> **EXERCISE INSTRUCTIONS**
Return each of the following rows unchanged.

start

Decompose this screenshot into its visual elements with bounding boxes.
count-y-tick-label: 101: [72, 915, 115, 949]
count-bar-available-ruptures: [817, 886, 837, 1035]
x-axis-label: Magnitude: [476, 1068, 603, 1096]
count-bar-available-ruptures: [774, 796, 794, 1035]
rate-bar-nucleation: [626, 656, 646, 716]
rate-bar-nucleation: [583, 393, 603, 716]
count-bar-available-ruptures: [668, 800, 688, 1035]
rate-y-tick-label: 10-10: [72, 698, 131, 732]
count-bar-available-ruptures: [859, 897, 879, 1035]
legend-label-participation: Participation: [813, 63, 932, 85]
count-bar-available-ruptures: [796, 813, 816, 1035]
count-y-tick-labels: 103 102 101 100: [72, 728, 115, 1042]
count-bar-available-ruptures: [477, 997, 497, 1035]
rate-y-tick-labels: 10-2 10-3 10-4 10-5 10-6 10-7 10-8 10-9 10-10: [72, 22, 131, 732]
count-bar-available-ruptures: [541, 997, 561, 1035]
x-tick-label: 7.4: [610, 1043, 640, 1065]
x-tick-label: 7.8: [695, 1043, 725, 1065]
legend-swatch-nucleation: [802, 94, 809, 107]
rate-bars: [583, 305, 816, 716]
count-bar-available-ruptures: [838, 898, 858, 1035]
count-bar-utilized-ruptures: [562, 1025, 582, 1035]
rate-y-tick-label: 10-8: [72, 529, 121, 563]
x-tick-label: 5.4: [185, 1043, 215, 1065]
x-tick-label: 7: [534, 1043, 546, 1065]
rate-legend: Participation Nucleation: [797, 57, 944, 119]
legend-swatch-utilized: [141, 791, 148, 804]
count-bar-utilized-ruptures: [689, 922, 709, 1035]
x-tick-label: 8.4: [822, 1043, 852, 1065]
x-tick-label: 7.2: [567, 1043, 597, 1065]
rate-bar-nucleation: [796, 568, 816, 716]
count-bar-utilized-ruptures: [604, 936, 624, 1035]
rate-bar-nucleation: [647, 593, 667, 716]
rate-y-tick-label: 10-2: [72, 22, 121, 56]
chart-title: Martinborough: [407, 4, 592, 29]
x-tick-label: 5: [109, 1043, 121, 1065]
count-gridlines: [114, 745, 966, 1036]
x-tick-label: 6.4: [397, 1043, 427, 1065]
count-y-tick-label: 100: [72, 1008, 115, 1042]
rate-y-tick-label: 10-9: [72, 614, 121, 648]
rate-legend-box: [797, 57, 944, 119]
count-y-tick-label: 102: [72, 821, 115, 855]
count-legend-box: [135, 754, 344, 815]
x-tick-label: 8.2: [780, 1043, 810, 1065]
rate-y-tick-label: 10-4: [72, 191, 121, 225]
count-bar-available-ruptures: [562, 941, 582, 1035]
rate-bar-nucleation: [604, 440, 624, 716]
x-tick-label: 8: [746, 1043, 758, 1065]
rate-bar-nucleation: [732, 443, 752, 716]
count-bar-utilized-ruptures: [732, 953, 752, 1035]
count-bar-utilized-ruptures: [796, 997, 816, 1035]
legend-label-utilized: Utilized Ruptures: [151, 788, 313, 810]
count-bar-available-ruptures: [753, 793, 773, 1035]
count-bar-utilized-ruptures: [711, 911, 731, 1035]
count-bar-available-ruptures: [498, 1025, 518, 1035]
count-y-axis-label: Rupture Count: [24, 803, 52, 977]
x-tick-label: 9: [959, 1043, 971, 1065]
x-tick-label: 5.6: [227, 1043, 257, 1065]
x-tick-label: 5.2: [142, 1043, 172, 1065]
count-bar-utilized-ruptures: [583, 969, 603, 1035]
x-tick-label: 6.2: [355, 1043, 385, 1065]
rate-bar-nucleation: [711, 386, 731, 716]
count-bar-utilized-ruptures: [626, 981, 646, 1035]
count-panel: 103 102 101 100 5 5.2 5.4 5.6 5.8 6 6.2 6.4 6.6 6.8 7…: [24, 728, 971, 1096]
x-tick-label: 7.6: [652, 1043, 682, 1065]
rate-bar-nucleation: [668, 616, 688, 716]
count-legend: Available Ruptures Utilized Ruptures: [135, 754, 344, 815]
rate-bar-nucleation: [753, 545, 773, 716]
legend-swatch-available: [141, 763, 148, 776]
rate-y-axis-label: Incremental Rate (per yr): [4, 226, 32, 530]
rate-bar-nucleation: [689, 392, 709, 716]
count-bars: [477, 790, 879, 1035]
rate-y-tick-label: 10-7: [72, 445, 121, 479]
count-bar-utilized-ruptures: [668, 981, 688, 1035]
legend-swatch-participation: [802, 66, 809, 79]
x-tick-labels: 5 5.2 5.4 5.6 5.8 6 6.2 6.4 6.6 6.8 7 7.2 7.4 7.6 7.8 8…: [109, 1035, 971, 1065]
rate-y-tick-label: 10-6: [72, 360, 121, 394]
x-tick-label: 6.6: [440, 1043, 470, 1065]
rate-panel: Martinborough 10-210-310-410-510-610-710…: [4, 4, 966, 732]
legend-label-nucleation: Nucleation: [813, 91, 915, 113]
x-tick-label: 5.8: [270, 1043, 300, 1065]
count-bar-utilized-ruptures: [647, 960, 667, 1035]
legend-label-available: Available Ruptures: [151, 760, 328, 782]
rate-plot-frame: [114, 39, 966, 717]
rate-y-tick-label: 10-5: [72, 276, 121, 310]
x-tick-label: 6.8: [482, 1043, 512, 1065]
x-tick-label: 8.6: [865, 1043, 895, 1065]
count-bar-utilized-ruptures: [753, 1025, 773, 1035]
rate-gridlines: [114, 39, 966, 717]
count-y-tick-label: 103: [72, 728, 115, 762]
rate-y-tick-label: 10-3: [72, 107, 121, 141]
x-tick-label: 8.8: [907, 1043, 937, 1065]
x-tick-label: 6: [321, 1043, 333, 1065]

end

> **FINISHED ANSWER**
Decompose this screenshot into its visual elements with bounding boxes.
count-y-tick-label: 101: [72, 915, 115, 949]
count-bar-available-ruptures: [817, 886, 837, 1035]
x-axis-label: Magnitude: [476, 1068, 603, 1096]
count-bar-available-ruptures: [774, 796, 794, 1035]
rate-bar-nucleation: [626, 656, 646, 716]
rate-bar-nucleation: [583, 393, 603, 716]
count-bar-available-ruptures: [668, 800, 688, 1035]
rate-y-tick-label: 10-10: [72, 698, 131, 732]
count-bar-available-ruptures: [859, 897, 879, 1035]
legend-label-participation: Participation: [813, 63, 932, 85]
count-bar-available-ruptures: [796, 813, 816, 1035]
count-y-tick-labels: 103 102 101 100: [72, 728, 115, 1042]
count-bar-available-ruptures: [477, 997, 497, 1035]
rate-y-tick-labels: 10-2 10-3 10-4 10-5 10-6 10-7 10-8 10-9 10-10: [72, 22, 131, 732]
count-bar-available-ruptures: [541, 997, 561, 1035]
x-tick-label: 7.4: [610, 1043, 640, 1065]
x-tick-label: 7.8: [695, 1043, 725, 1065]
legend-swatch-nucleation: [802, 94, 809, 107]
rate-bars: [583, 305, 816, 716]
count-bar-available-ruptures: [838, 898, 858, 1035]
count-bar-utilized-ruptures: [562, 1025, 582, 1035]
rate-y-tick-label: 10-8: [72, 529, 121, 563]
x-tick-label: 5.4: [185, 1043, 215, 1065]
x-tick-label: 7: [534, 1043, 546, 1065]
rate-legend: Participation Nucleation: [797, 57, 944, 119]
legend-swatch-utilized: [141, 791, 148, 804]
count-bar-utilized-ruptures: [689, 922, 709, 1035]
x-tick-label: 8.4: [822, 1043, 852, 1065]
x-tick-label: 7.2: [567, 1043, 597, 1065]
rate-bar-nucleation: [796, 568, 816, 716]
count-bar-utilized-ruptures: [604, 936, 624, 1035]
rate-bar-nucleation: [647, 593, 667, 716]
rate-y-tick-label: 10-2: [72, 22, 121, 56]
chart-title: Martinborough: [407, 4, 592, 29]
x-tick-label: 5: [109, 1043, 121, 1065]
count-gridlines: [114, 745, 966, 1036]
x-tick-label: 6.4: [397, 1043, 427, 1065]
count-y-tick-label: 100: [72, 1008, 115, 1042]
rate-y-tick-label: 10-9: [72, 614, 121, 648]
rate-legend-box: [797, 57, 944, 119]
count-y-tick-label: 102: [72, 821, 115, 855]
count-legend-box: [135, 754, 344, 815]
x-tick-label: 8.2: [780, 1043, 810, 1065]
rate-y-tick-label: 10-4: [72, 191, 121, 225]
count-bar-available-ruptures: [562, 941, 582, 1035]
rate-bar-nucleation: [604, 440, 624, 716]
x-tick-label: 8: [746, 1043, 758, 1065]
rate-bar-nucleation: [732, 443, 752, 716]
count-bar-utilized-ruptures: [732, 953, 752, 1035]
count-bar-utilized-ruptures: [796, 997, 816, 1035]
legend-label-utilized: Utilized Ruptures: [151, 788, 313, 810]
count-bar-available-ruptures: [753, 793, 773, 1035]
count-bar-utilized-ruptures: [711, 911, 731, 1035]
count-bar-available-ruptures: [498, 1025, 518, 1035]
count-y-axis-label: Rupture Count: [24, 803, 52, 977]
x-tick-label: 9: [959, 1043, 971, 1065]
x-tick-label: 5.6: [227, 1043, 257, 1065]
x-tick-label: 5.2: [142, 1043, 172, 1065]
count-bar-utilized-ruptures: [583, 969, 603, 1035]
x-tick-label: 6.2: [355, 1043, 385, 1065]
rate-bar-nucleation: [711, 386, 731, 716]
count-bar-utilized-ruptures: [626, 981, 646, 1035]
count-panel: 103 102 101 100 5 5.2 5.4 5.6 5.8 6 6.2 6.4 6.6 6.8 7…: [24, 728, 971, 1096]
x-tick-label: 7.6: [652, 1043, 682, 1065]
rate-bar-nucleation: [668, 616, 688, 716]
count-legend: Available Ruptures Utilized Ruptures: [135, 754, 344, 815]
rate-bar-nucleation: [753, 545, 773, 716]
legend-swatch-available: [141, 763, 148, 776]
rate-y-axis-label: Incremental Rate (per yr): [4, 226, 32, 530]
rate-bar-nucleation: [689, 392, 709, 716]
count-bars: [477, 790, 879, 1035]
rate-y-tick-label: 10-7: [72, 445, 121, 479]
count-bar-utilized-ruptures: [668, 981, 688, 1035]
legend-swatch-participation: [802, 66, 809, 79]
x-tick-labels: 5 5.2 5.4 5.6 5.8 6 6.2 6.4 6.6 6.8 7 7.2 7.4 7.6 7.8 8…: [109, 1035, 971, 1065]
rate-y-tick-label: 10-6: [72, 360, 121, 394]
x-tick-label: 6.6: [440, 1043, 470, 1065]
rate-panel: Martinborough 10-210-310-410-510-610-710…: [4, 4, 966, 732]
legend-label-nucleation: Nucleation: [813, 91, 915, 113]
x-tick-label: 5.8: [270, 1043, 300, 1065]
count-bar-utilized-ruptures: [647, 960, 667, 1035]
legend-label-available: Available Ruptures: [151, 760, 328, 782]
rate-plot-frame: [114, 39, 966, 717]
rate-y-tick-label: 10-5: [72, 276, 121, 310]
x-tick-label: 6.8: [482, 1043, 512, 1065]
x-tick-label: 8.6: [865, 1043, 895, 1065]
count-bar-utilized-ruptures: [753, 1025, 773, 1035]
rate-gridlines: [114, 39, 966, 717]
count-y-tick-label: 103: [72, 728, 115, 762]
rate-y-tick-label: 10-3: [72, 107, 121, 141]
x-tick-label: 8.8: [907, 1043, 937, 1065]
x-tick-label: 6: [321, 1043, 333, 1065]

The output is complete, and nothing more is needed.